Task details » Show every line containing "this" by copying it.

Provided entries »
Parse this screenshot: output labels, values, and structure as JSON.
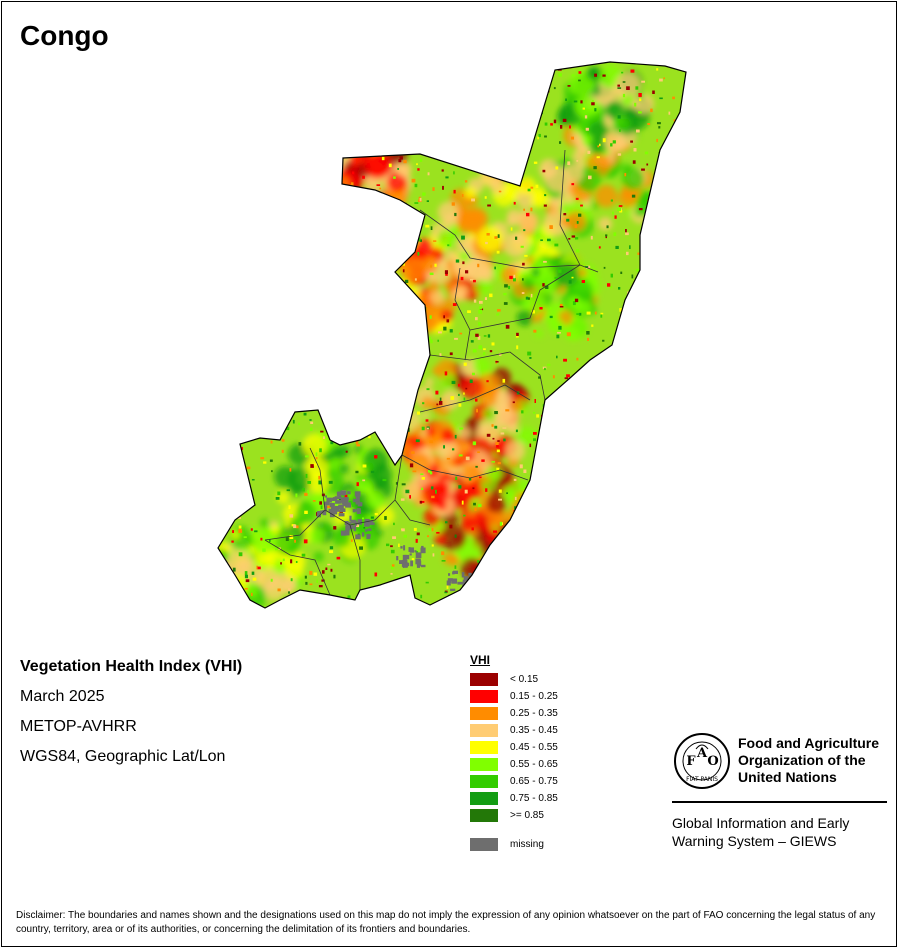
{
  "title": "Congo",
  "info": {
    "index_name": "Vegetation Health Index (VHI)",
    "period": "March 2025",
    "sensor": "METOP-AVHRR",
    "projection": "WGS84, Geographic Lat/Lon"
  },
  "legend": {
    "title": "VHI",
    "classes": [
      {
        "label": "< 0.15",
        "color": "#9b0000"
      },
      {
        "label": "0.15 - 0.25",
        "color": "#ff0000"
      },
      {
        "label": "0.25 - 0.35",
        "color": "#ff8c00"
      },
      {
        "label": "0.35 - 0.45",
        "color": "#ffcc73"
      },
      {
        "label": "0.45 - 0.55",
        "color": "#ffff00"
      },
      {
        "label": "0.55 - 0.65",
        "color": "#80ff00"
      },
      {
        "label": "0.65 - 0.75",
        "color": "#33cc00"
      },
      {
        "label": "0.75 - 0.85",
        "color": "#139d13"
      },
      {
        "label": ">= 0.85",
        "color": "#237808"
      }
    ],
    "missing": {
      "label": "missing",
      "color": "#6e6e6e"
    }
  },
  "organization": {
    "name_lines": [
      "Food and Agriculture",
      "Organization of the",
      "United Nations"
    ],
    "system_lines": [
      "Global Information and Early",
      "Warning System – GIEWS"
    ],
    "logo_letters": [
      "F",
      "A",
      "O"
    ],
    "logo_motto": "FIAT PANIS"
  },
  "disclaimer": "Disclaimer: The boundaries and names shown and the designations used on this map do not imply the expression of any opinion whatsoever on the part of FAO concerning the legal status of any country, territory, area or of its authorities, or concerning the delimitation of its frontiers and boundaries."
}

--

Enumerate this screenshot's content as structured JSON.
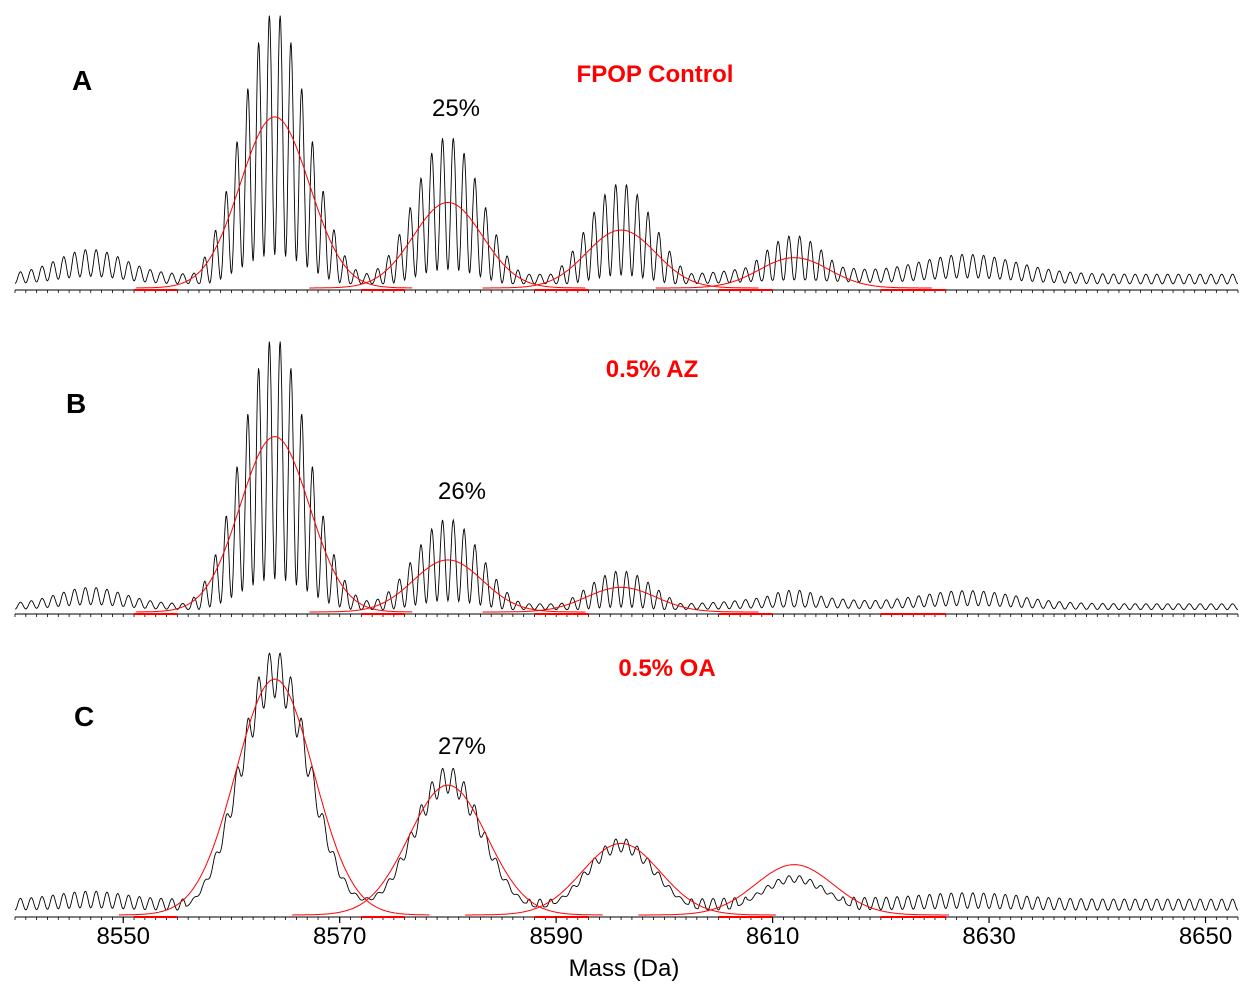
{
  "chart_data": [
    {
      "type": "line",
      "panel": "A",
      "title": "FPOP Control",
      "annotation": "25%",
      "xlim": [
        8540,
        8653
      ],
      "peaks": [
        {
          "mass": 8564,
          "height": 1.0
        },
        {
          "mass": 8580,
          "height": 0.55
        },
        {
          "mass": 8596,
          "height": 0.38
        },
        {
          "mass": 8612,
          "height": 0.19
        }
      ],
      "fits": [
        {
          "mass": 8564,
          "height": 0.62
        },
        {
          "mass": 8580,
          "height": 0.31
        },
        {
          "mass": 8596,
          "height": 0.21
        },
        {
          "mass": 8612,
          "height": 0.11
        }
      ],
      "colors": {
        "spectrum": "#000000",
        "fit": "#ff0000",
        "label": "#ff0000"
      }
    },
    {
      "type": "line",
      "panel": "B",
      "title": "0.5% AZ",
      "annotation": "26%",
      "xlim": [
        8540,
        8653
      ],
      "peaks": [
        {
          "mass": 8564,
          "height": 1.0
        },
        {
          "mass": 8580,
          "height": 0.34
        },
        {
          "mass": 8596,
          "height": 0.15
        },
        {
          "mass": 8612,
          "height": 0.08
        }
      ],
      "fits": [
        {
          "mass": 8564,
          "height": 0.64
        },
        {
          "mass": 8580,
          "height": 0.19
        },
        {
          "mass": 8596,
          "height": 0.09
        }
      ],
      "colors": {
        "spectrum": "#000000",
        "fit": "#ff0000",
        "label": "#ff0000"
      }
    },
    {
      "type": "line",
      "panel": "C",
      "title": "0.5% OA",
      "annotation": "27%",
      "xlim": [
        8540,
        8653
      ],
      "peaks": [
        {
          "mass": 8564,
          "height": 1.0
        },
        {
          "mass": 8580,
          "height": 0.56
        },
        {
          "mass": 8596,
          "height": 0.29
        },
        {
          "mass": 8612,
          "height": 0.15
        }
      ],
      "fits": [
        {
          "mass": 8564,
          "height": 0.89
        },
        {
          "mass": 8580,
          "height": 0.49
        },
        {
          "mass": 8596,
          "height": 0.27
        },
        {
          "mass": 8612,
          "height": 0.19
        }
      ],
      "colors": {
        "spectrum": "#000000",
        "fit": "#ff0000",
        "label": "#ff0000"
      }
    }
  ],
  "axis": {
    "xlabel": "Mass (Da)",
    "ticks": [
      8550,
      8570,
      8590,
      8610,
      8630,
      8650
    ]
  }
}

---

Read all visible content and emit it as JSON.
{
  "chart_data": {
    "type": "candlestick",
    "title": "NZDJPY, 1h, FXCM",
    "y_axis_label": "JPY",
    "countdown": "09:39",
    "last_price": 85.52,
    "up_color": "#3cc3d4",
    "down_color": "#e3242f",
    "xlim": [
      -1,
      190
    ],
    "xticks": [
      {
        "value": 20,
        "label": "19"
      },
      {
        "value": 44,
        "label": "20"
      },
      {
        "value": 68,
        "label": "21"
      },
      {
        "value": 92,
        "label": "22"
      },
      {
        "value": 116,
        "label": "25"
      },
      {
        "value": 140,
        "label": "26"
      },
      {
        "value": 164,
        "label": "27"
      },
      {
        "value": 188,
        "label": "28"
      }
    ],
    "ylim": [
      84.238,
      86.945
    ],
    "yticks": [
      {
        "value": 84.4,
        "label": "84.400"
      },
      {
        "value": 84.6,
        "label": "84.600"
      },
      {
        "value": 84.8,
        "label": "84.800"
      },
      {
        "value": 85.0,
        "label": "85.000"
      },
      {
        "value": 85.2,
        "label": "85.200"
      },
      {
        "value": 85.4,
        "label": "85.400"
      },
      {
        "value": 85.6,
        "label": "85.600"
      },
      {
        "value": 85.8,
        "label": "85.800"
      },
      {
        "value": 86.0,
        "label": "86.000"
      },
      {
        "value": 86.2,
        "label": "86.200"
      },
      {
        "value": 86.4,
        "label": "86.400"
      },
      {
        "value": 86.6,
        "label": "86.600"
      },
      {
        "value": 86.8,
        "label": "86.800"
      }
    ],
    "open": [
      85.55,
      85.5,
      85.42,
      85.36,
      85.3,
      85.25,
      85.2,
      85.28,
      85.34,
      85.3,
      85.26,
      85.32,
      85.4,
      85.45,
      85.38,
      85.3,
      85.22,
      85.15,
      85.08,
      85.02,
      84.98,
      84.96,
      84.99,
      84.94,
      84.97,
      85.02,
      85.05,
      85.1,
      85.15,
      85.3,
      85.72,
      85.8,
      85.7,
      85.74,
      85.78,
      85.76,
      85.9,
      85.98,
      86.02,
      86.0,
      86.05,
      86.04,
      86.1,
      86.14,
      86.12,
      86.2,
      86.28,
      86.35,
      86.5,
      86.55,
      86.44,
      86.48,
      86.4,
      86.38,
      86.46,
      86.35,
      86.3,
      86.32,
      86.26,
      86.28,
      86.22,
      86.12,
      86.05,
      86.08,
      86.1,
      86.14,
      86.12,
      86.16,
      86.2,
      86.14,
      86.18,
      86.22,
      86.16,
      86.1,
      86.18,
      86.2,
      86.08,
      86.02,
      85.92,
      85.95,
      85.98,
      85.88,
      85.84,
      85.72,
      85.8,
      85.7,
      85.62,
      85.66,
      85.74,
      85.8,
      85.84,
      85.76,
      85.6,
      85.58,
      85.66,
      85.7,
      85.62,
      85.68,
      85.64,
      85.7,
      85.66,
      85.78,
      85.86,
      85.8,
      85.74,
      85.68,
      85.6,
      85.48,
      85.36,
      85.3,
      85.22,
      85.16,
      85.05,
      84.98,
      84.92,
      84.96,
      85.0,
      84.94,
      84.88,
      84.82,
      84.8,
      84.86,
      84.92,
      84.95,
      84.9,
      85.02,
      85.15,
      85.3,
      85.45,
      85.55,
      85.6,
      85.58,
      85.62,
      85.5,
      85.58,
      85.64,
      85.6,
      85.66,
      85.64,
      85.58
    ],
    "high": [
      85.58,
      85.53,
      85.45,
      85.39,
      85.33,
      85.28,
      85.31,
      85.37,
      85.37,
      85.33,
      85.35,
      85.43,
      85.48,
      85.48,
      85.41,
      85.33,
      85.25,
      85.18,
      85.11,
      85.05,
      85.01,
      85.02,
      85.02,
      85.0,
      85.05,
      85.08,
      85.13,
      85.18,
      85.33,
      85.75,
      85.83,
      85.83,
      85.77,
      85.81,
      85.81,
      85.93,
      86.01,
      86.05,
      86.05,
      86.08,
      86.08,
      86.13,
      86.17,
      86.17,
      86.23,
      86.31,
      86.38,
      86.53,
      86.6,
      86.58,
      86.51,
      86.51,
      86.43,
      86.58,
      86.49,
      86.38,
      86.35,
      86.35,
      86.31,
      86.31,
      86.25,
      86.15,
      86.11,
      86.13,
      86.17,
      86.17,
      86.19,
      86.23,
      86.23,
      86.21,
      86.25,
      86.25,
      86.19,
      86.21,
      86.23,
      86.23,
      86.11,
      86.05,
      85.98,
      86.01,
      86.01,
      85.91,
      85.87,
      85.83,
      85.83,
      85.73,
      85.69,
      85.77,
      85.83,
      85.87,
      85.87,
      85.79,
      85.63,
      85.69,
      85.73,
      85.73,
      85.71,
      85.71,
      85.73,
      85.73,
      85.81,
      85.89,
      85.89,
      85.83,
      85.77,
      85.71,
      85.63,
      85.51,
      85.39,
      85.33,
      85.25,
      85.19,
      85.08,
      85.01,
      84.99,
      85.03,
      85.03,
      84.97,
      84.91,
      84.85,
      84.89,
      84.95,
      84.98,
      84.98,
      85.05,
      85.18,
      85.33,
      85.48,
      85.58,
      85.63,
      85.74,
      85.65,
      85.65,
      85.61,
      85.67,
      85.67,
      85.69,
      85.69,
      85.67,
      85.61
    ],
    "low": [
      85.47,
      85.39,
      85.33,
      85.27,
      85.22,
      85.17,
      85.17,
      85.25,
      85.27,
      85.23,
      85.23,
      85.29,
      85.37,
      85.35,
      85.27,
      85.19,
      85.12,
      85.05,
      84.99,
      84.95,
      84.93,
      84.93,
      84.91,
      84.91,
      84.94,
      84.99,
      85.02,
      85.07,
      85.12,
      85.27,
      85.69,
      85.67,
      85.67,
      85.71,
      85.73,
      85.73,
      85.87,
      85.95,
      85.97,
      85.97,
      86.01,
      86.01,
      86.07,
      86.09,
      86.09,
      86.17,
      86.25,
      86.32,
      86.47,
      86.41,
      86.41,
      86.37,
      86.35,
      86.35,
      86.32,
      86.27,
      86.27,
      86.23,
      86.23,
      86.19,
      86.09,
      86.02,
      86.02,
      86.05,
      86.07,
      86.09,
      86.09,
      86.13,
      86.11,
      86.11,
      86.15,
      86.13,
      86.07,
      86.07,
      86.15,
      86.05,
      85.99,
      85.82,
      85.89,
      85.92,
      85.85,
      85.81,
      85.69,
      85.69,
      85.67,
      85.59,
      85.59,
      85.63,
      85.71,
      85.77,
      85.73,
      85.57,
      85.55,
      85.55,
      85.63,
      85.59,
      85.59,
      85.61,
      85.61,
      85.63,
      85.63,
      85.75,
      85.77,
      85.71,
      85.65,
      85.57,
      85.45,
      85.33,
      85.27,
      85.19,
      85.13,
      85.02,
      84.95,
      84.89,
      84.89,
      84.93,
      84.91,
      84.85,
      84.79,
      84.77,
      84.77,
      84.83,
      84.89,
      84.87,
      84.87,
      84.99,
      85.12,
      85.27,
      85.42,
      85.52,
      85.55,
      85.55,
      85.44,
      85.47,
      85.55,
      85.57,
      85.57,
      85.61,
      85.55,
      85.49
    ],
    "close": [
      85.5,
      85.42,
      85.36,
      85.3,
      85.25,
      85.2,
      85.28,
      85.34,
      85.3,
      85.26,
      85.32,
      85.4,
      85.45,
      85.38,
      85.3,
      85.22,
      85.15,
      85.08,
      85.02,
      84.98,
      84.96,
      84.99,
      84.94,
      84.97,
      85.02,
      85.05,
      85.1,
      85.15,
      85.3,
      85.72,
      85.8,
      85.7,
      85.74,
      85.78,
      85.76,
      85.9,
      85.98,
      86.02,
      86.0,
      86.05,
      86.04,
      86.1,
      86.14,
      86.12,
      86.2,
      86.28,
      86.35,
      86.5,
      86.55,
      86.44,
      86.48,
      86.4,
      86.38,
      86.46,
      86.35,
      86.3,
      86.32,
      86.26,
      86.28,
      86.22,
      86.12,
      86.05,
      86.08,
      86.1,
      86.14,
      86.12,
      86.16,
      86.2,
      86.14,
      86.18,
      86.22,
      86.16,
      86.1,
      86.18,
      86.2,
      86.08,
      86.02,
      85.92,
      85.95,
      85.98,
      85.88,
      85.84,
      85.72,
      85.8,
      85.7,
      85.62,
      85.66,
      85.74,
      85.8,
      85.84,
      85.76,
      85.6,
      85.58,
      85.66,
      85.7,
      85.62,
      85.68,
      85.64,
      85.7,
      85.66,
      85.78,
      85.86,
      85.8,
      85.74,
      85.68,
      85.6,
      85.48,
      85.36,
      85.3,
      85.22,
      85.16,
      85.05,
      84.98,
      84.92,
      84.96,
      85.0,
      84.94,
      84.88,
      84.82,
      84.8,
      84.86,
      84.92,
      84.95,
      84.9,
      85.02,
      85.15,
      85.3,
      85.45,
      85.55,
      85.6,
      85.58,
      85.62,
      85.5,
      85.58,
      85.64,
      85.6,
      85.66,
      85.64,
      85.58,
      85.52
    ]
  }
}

Written reply »
Parse this screenshot: output labels, values, and structure as JSON.
  "disclaimer": "Disclaimer: The boundaries and names shown and the designations used on this map do not imply the expression of any opinion whatsoever on the part of FAO concerning the legal status of any country, territory, area or of its authorities, or concerning the delimitation of its frontiers and boundaries."
Enumerate this screenshot's content as structured JSON.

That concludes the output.